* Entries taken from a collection

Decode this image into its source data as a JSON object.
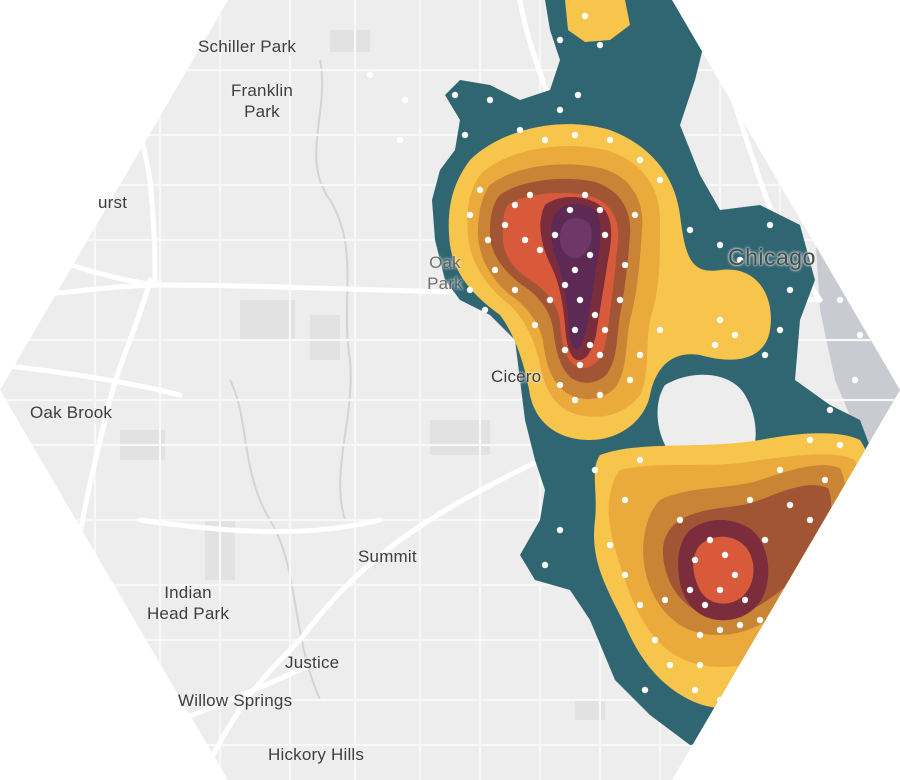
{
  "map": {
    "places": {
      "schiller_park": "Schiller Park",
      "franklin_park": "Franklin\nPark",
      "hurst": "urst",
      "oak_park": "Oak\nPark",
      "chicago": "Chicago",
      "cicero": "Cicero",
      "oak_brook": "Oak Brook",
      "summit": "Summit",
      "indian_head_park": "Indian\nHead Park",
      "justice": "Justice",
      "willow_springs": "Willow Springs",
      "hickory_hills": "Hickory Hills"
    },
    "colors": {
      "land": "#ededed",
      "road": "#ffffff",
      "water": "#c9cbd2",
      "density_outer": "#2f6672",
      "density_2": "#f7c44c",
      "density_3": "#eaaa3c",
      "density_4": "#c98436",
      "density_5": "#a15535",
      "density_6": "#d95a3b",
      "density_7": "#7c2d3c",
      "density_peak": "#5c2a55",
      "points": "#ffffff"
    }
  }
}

* STATED PROBLEM
Set down the records in full and exactly. Do not carry over any image.

* THE SOLUTION
Decode this image into its source data as a JSON object.
{
  "map": {
    "places": {
      "schiller_park": "Schiller Park",
      "franklin_park": "Franklin\nPark",
      "hurst": "urst",
      "oak_park": "Oak\nPark",
      "chicago": "Chicago",
      "cicero": "Cicero",
      "oak_brook": "Oak Brook",
      "summit": "Summit",
      "indian_head_park": "Indian\nHead Park",
      "justice": "Justice",
      "willow_springs": "Willow Springs",
      "hickory_hills": "Hickory Hills"
    },
    "colors": {
      "land": "#ededed",
      "road": "#ffffff",
      "water": "#c9cbd2",
      "density_outer": "#2f6672",
      "density_2": "#f7c44c",
      "density_3": "#eaaa3c",
      "density_4": "#c98436",
      "density_5": "#a15535",
      "density_6": "#d95a3b",
      "density_7": "#7c2d3c",
      "density_peak": "#5c2a55",
      "points": "#ffffff"
    }
  }
}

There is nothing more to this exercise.